## [Stored data]

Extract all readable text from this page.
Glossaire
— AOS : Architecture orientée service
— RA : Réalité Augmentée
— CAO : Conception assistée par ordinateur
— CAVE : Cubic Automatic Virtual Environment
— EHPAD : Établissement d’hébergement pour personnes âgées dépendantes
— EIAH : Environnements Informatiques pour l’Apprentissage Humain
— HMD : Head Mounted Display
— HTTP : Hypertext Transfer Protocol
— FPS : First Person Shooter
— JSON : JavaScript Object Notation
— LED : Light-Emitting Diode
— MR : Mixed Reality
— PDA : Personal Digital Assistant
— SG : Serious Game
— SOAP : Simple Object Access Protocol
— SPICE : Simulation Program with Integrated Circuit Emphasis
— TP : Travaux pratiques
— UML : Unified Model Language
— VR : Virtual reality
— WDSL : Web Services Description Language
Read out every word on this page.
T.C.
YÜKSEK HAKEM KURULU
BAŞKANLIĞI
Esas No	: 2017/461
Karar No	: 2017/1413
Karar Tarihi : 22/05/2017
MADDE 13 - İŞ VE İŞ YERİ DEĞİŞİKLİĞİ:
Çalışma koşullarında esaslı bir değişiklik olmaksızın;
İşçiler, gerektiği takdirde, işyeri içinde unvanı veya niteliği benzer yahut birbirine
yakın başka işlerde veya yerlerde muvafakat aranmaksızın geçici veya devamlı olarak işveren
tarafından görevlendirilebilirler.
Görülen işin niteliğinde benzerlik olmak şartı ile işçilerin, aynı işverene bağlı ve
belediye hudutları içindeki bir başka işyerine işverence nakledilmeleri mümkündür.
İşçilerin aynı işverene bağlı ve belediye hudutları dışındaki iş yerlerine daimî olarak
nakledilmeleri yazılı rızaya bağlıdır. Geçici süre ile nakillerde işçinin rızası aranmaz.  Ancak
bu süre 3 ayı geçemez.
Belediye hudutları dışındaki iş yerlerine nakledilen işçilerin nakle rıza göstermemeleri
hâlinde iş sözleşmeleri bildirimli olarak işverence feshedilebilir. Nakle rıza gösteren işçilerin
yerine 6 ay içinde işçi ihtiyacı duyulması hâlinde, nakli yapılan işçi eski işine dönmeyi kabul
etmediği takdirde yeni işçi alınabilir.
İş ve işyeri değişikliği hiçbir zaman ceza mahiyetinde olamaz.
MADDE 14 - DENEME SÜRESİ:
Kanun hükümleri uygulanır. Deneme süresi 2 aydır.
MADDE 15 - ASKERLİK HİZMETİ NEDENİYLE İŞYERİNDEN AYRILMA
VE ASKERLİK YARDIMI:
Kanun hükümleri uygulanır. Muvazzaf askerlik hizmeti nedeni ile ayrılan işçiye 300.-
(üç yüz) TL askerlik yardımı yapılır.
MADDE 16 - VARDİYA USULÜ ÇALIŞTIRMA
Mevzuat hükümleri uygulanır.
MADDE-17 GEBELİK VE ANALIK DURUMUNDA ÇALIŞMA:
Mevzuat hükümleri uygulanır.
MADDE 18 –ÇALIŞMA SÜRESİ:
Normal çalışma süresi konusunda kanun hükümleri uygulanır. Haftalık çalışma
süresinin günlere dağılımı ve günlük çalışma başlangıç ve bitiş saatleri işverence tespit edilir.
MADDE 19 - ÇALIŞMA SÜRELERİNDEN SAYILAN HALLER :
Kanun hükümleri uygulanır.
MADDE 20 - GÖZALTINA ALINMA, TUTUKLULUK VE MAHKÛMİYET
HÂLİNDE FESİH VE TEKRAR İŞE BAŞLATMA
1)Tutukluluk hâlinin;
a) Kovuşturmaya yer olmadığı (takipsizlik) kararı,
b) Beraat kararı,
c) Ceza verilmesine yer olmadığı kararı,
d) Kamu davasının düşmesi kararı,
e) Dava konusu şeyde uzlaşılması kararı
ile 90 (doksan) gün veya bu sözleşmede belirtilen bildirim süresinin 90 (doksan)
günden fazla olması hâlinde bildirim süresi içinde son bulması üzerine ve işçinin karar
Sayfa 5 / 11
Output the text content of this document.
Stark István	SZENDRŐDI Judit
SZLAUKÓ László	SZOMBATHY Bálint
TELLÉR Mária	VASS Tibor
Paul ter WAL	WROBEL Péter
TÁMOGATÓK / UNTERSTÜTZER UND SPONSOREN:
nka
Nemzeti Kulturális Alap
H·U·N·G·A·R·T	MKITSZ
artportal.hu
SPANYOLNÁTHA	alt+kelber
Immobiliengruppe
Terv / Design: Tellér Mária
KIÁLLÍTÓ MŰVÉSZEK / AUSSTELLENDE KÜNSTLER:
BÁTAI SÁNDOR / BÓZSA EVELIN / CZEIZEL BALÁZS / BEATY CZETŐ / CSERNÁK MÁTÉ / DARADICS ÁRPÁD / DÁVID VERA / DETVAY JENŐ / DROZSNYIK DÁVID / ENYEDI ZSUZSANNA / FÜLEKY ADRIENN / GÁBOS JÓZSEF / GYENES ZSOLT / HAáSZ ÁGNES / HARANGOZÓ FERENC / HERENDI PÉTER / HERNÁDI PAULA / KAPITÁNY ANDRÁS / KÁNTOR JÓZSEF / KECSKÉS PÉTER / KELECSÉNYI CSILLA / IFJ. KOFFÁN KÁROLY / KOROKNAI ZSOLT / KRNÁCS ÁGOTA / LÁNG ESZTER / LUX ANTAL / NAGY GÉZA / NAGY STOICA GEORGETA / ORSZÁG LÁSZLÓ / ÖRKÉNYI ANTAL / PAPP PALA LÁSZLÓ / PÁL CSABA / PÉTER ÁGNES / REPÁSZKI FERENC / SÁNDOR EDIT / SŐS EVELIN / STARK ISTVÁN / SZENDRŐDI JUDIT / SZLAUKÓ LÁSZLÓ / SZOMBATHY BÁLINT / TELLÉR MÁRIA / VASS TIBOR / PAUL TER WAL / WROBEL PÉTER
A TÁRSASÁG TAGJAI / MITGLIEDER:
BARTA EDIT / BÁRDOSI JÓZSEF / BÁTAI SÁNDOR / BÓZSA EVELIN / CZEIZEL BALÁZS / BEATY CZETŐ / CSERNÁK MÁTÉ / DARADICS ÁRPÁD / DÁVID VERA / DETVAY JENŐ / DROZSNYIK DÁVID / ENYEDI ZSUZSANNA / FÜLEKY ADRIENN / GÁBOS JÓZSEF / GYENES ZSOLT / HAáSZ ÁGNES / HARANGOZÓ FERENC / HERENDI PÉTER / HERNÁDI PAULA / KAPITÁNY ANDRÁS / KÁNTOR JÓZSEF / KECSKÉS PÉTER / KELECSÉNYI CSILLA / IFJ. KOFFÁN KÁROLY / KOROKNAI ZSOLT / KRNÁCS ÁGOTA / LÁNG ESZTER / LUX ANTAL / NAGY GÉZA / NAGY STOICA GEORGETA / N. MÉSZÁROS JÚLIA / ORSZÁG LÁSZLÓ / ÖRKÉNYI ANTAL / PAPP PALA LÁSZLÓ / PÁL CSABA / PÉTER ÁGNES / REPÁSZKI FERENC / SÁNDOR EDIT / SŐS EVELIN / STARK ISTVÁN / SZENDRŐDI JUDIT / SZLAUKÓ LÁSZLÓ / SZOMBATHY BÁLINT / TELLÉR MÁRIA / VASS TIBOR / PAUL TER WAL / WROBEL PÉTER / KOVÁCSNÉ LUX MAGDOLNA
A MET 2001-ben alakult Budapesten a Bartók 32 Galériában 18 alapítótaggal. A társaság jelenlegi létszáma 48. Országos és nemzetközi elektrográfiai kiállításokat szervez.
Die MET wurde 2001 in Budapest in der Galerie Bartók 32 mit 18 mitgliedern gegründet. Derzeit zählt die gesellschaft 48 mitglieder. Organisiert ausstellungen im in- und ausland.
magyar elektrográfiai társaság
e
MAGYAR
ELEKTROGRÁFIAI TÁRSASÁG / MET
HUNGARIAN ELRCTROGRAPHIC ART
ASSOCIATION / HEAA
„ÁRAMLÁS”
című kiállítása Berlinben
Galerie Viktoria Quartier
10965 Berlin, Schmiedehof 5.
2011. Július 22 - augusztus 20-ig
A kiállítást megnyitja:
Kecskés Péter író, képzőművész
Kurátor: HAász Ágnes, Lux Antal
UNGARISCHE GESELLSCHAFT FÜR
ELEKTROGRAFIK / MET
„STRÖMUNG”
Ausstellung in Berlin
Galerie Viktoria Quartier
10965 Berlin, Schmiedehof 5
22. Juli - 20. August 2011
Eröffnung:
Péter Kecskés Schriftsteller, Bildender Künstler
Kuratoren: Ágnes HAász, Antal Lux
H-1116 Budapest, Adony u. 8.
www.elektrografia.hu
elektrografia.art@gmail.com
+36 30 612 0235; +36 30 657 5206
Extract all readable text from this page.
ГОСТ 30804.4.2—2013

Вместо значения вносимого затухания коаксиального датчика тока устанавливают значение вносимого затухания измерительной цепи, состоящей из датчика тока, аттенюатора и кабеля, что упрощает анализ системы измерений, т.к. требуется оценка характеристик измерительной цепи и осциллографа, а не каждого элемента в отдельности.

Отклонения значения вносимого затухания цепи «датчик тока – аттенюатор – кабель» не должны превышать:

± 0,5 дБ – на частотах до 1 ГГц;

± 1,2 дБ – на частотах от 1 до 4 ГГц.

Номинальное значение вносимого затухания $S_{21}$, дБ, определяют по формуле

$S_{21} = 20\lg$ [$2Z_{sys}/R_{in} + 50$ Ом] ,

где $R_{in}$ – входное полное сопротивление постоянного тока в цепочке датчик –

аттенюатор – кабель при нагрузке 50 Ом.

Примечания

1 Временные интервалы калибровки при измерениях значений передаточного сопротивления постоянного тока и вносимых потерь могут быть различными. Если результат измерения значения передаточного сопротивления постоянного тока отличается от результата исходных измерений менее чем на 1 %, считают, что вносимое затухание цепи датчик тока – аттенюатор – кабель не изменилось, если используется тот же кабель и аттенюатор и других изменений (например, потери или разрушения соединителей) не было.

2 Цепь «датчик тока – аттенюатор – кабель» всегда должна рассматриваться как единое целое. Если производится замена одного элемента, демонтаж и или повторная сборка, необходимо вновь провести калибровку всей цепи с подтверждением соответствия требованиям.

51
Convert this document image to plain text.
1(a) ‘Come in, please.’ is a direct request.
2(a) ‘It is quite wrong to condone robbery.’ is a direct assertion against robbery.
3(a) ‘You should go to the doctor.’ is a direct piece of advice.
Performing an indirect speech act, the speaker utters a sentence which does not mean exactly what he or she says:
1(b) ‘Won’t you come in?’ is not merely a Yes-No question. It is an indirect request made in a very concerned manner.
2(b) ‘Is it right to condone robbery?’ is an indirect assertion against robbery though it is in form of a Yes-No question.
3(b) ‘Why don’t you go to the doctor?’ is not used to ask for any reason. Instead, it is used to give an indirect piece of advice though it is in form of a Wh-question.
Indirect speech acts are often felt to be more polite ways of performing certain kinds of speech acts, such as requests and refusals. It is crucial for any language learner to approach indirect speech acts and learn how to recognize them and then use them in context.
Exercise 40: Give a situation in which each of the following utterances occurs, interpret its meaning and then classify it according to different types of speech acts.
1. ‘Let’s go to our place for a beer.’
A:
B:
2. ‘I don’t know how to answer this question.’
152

## [Work to do]
From the listing above, copy all lines holding the word "piece".

## [Answer below]
3(a) ‘You should go to the doctor.’ is a direct piece of advice.
3(b) ‘Why don’t you go to the doctor?’ is not used to ask for any reason. Instead, it is used to give an indirect piece of advice though it is in form of a Wh-question.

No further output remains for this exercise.